[[ Selected passage open ]]

DOPPELGÄNGERS and VAMPIRES: PREFACE

(See Doppelgängers and Vampires: Part I and Doppelgängers and Vampires: Part II)

Folklore and popular culture have been ever brimful with the supernatural and paranormal, but it seems particularly prevalent in our present 21st century moment. 

A  fascination with horror accompanied the social sea-changes of the Industrial Revolution in the latter half of the 18th century and the 19th century. The 20th, experiencing the paranoia of Joseph McCarthy's House on Un-American Activities Hearings, witnessing the nuclear destruction of Hiroshima and Nagasaki, living through the 1950s Cold War threat of nuclear annihilation – saw tales of monsters, aliens, and mad scientists emerge again as the metaphorical embodiment of the bogeymen who engendered a collective panic smoldering just below the surface of normalcy.

When faced with paradigm shifts of such magnitude that they threaten to undermine our sense of who we are and what our place in the universe is, we turn to tales of heavenly afterlife to assuage our fear of death; of doppelgängers and demonic possession as metaphors for our terror of psychological fracture; of vampires, zombies, aliens, and pandemics as allegories of invasion; and of apocalypse as a manifestation of our foreboding of cultural, social, economic, and environmental collapse.  

A similar angst, brought on by social inequalities, betrays us into justifying our biases about the social order. Unfortunately, bigotry of various stripes is also nothing new, nor is the rise of a plutocratic class that threatens meaningful democracy – which does not make their periodic resurgence any less worrisome.

Just as the misery and privations of industrialization sent the 19th century working class in search of escape, so too have economic breakdown since 1980 for most Americans, the financial crisis of 2008, and the ecological collapse to which we are going to such lengths to remain oblivious, set us in search of easy culprits to blame and effortless, uncomplicated quick fixes in the form of angels, psychics, and superheroes.

[[ Selected passage closed ]]
[[ Records shown open ]]

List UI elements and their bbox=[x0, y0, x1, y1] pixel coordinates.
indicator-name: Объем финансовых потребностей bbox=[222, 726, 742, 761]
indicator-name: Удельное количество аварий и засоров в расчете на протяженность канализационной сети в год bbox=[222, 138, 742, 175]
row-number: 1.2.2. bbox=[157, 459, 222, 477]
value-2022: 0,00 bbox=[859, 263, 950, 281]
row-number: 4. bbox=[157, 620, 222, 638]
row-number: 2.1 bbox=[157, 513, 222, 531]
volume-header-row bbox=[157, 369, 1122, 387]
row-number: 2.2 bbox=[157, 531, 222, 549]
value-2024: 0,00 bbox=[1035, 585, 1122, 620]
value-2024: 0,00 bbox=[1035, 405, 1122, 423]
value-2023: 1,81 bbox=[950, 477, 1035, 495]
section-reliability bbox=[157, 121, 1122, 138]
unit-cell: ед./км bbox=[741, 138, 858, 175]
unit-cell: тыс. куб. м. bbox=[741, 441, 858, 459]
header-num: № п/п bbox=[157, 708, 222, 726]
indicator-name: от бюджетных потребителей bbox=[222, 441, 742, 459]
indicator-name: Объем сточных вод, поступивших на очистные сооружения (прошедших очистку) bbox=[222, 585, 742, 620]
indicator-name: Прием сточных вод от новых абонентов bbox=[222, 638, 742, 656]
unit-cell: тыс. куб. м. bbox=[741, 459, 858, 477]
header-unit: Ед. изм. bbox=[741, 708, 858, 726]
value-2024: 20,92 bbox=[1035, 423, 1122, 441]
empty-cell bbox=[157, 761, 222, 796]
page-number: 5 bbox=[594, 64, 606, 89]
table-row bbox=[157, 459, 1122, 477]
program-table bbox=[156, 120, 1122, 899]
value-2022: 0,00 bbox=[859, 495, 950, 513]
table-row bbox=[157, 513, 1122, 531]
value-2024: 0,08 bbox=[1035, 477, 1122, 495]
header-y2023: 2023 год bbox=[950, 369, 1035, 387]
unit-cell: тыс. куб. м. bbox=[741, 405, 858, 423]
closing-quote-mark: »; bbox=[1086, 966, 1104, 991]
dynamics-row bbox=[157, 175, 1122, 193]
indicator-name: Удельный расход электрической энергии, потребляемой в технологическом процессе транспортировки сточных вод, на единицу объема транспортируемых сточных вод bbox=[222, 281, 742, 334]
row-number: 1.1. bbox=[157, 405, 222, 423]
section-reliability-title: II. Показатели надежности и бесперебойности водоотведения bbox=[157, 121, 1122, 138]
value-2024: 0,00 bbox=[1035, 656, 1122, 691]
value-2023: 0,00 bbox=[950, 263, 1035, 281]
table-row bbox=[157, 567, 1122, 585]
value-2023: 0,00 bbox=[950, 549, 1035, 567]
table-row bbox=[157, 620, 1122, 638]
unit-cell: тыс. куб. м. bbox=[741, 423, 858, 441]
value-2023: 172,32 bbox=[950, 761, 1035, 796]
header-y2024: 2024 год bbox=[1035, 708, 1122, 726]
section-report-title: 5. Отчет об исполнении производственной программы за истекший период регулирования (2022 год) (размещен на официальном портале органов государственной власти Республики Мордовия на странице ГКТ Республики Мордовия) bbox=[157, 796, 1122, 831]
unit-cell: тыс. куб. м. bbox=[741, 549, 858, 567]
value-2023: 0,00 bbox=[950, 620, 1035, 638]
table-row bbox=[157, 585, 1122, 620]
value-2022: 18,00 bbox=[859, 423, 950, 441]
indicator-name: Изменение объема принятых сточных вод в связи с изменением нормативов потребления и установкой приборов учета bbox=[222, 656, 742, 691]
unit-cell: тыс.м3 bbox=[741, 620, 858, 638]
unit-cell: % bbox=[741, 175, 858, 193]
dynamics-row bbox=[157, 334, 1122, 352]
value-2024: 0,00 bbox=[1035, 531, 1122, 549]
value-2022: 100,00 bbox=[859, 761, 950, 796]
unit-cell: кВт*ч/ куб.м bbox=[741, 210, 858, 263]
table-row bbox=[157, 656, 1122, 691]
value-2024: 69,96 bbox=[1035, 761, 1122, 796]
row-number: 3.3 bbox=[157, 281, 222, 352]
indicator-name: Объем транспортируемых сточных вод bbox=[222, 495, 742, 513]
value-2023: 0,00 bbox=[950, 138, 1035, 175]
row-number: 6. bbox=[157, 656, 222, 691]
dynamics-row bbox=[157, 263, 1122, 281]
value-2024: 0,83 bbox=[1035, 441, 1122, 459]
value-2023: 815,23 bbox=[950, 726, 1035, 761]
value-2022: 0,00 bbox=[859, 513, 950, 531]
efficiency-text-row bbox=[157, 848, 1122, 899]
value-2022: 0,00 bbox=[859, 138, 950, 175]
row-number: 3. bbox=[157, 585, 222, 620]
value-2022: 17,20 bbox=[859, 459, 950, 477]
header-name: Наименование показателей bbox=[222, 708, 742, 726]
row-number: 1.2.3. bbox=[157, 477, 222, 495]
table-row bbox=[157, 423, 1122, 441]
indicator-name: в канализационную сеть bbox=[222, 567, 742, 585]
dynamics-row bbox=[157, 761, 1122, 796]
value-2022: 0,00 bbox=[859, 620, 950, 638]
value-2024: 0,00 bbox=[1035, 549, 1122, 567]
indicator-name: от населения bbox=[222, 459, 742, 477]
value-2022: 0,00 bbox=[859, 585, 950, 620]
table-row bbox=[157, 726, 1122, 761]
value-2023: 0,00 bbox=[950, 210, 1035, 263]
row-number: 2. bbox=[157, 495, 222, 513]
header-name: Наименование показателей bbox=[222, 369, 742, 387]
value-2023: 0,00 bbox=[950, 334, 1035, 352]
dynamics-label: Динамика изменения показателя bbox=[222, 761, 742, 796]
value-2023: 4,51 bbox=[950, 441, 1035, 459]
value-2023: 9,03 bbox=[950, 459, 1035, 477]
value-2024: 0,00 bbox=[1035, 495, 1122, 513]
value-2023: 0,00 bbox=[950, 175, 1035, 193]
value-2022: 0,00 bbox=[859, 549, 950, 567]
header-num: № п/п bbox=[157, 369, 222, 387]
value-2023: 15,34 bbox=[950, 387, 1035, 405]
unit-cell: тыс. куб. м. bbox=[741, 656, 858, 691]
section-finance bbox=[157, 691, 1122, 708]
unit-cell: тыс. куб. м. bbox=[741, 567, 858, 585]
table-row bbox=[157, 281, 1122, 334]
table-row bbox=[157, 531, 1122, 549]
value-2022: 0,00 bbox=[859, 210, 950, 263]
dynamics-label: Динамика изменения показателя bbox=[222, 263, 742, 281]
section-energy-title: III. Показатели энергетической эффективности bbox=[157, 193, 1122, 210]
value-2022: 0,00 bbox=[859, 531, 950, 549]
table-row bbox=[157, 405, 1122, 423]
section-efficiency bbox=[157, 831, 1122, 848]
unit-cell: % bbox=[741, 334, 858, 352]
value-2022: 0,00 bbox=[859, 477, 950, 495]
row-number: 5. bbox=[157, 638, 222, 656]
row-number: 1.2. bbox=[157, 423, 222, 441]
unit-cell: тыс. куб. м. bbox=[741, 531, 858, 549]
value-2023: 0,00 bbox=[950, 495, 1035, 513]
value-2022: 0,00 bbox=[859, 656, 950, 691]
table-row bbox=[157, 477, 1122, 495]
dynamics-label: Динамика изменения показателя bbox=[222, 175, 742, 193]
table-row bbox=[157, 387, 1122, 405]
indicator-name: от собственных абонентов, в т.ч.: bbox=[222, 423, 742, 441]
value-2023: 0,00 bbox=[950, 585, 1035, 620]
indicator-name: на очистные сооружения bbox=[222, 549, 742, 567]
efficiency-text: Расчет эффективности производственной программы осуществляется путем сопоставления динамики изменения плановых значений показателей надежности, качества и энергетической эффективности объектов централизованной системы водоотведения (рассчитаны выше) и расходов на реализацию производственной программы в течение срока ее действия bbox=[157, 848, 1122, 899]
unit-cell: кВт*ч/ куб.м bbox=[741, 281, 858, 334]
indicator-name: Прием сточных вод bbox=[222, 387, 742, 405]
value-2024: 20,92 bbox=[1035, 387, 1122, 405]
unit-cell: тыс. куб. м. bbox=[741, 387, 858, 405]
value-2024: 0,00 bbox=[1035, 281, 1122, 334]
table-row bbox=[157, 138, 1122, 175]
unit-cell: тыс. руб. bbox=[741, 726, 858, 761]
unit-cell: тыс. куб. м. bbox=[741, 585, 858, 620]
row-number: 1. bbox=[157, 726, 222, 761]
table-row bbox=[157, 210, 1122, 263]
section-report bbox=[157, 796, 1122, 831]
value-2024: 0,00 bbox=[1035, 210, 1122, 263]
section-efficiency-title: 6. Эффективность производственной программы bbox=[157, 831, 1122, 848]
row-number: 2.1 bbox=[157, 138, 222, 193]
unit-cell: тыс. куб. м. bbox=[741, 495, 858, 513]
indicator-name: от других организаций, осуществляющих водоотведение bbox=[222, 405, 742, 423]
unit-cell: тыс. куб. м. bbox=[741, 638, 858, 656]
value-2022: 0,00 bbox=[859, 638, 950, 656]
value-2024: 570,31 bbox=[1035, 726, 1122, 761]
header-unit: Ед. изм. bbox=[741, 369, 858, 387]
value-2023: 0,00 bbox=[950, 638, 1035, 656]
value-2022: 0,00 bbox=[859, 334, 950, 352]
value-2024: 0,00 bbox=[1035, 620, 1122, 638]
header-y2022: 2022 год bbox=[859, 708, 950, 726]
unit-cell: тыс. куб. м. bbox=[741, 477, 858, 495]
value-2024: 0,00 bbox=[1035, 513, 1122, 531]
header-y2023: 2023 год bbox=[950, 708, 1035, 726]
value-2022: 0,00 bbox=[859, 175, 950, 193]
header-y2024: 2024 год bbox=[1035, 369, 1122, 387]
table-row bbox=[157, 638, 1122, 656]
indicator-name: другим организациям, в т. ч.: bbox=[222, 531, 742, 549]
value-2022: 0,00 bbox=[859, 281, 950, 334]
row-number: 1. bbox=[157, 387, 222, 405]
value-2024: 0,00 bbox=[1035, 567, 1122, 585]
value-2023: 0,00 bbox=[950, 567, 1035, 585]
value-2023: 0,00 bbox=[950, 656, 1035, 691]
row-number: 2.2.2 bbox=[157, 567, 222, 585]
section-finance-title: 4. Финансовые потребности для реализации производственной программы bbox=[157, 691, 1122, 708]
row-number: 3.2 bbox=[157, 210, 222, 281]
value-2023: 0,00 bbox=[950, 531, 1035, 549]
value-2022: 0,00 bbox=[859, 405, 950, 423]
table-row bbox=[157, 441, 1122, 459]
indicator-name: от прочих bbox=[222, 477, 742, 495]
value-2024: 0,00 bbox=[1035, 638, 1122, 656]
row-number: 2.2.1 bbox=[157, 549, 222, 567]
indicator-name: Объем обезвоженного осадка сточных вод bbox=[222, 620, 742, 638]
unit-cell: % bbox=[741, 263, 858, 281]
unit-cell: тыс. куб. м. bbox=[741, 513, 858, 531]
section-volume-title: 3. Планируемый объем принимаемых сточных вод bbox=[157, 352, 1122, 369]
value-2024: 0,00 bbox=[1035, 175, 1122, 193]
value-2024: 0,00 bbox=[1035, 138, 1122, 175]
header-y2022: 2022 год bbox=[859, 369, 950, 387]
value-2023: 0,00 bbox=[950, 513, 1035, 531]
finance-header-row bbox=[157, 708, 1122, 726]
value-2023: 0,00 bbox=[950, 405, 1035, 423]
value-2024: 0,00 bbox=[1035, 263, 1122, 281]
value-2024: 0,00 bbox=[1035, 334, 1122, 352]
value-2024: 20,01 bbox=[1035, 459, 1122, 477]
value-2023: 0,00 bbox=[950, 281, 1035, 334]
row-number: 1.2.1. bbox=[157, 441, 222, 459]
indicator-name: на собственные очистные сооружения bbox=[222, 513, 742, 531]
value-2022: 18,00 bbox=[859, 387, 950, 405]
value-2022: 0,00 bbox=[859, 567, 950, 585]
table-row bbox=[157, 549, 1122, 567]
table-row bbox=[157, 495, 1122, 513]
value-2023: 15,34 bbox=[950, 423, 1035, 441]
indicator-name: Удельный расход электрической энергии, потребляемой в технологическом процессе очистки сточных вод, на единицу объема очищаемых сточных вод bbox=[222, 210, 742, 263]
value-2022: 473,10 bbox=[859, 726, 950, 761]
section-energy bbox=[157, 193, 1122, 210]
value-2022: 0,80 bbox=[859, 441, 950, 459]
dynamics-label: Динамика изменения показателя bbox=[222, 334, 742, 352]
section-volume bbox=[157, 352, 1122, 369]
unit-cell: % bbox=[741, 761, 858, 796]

[[ Records shown closed ]]

> _Work instruction_
Continue the preface on doppelgängers and vampires from its last sentence.

> _Reply to the task_
The parallel escalation of intolerance – religious fundamentalism,  racism, partisan politics, misogyny, homophobia, xenophobia – and horror thrillers reflects a society that collectively has come to favor fantasy and scapegoating over intellectual perspicacity. Fox News scoffs at scholarly inquiry, scientific and otherwise, as the hocus-pocus of a liberal “elite,” while educational opportunity is reserved for the 1%.

The reality for the remaining 99 is a nation in which social mobility increasingly means an inevitable downward path, and one definition of health comes more and more to mean medicating diabetes, not preventing it. Never mind the big picture. We are getting poorer, sicker, and more anxious as our short-term future becomes more uncertain.

Add to the mix the inexorable expansion of automation and technological innovation that will continue to erode employment opportunities for those with minimal skills; the astronomical social costs of obesity and aging; and the ravages of ecological devastation that are already spoiling arable land, leaving communities waterless, and costing trillions in extreme weather events – a dystopian future looks chillingly inevitable.

How do these realities affect a country for which the idea of the self-made man is so intrinsic? The belief in reinvention and self-actualization has always been central to the American mythos – from Benjamin Franklin to Horatio Alger to Jay Gatsby to Steve Jobs. 

Now that upward mobility is no longer a possibility for a growing percentage of the citizenry, are we suffering a collective crisis of identity? Does that explain the emergence of the doppelgänger, in multiple variations on the theme, as one of the most popular tropes of 2014?